What this task involves
Copy out each line of the material below that holds the string "ialah".

Data provided

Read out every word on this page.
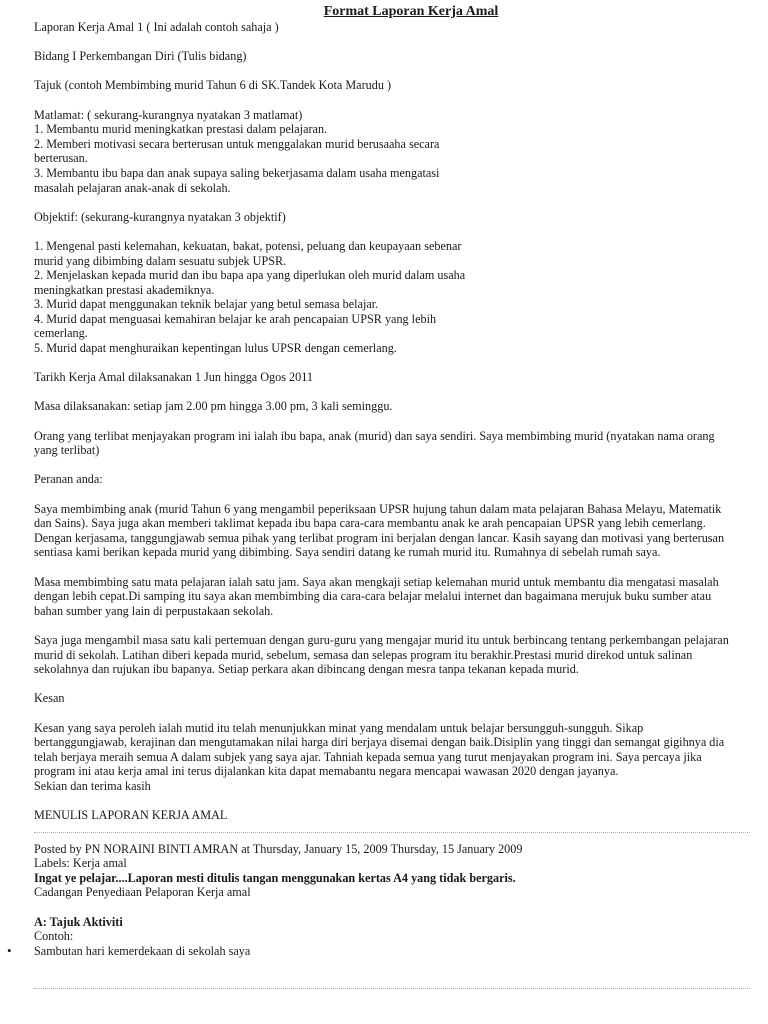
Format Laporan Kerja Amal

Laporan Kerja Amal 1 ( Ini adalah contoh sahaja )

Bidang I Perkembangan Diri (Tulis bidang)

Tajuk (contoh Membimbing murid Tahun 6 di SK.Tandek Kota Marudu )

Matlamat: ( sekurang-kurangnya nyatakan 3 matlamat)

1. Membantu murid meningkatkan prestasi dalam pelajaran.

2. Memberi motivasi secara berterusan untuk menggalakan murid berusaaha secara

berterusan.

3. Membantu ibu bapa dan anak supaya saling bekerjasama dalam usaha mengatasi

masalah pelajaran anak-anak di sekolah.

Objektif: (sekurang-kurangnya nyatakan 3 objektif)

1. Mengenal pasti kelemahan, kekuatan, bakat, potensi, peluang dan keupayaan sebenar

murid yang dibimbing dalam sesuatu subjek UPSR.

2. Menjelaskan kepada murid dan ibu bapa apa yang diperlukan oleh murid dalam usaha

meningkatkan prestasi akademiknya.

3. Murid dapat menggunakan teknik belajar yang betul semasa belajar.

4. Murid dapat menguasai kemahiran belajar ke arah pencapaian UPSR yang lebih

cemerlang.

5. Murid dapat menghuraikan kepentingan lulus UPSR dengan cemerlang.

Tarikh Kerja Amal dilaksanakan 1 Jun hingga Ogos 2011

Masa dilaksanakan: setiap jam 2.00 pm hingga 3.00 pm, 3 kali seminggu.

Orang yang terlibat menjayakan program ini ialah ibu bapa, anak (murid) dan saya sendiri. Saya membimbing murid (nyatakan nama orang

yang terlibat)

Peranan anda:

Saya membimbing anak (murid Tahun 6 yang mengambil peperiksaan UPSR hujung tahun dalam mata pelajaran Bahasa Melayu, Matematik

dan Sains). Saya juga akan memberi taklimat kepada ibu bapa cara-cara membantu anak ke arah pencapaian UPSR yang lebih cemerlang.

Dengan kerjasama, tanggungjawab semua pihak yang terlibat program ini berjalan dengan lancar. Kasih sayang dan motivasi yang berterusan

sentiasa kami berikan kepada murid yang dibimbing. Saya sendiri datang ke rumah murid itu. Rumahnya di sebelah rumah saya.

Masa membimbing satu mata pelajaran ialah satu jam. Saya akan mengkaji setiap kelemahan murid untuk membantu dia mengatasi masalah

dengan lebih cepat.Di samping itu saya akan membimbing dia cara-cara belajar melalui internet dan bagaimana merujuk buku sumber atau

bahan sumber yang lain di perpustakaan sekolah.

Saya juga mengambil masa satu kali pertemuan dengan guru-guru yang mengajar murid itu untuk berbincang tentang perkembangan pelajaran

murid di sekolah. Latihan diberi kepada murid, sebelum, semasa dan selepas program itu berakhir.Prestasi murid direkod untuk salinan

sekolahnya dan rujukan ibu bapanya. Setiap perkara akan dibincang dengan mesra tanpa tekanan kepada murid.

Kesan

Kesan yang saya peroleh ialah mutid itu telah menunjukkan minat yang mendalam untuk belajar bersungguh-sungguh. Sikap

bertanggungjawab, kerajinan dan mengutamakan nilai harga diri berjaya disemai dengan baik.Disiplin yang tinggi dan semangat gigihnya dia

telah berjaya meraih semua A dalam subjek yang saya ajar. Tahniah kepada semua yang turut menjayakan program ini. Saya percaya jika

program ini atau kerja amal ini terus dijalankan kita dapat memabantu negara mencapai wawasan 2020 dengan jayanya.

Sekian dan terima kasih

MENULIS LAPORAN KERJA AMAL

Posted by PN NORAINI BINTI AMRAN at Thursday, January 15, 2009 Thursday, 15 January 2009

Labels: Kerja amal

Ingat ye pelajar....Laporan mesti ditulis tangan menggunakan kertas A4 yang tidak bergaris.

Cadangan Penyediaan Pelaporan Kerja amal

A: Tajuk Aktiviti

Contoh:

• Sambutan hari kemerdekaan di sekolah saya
* * *
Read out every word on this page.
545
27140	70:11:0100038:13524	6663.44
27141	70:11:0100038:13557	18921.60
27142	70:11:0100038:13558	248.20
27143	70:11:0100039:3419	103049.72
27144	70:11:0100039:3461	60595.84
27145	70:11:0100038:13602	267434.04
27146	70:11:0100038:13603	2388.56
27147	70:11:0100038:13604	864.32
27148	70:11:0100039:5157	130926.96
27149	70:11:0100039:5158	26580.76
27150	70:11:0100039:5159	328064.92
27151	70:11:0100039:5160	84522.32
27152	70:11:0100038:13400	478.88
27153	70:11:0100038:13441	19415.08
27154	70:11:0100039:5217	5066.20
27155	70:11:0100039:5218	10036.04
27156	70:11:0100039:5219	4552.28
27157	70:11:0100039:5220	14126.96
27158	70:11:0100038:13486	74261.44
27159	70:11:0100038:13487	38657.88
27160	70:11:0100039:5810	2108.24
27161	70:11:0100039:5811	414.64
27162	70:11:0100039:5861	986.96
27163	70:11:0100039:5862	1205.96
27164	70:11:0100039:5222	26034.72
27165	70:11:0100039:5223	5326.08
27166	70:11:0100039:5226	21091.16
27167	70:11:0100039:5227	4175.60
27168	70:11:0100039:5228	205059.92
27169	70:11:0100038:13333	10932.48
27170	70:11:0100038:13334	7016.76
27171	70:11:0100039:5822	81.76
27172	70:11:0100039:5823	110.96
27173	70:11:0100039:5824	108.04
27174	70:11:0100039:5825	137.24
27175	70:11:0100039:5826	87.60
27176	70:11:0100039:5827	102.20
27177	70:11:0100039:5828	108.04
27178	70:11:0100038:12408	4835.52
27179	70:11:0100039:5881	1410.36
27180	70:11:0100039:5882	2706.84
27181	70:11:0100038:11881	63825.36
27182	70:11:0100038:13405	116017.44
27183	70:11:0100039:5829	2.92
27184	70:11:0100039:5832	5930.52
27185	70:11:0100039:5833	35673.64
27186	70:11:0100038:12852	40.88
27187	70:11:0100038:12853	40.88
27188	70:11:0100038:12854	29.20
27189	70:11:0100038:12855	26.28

Output for this task
Orang yang terlibat menjayakan program ini ialah ibu bapa, anak (murid) dan saya sendiri. Saya membimbing murid (nyatakan nama orang
Masa membimbing satu mata pelajaran ialah satu jam. Saya akan mengkaji setiap kelemahan murid untuk membantu dia mengatasi masalah
Kesan yang saya peroleh ialah mutid itu telah menunjukkan minat yang mendalam untuk belajar bersungguh-sungguh. Sikap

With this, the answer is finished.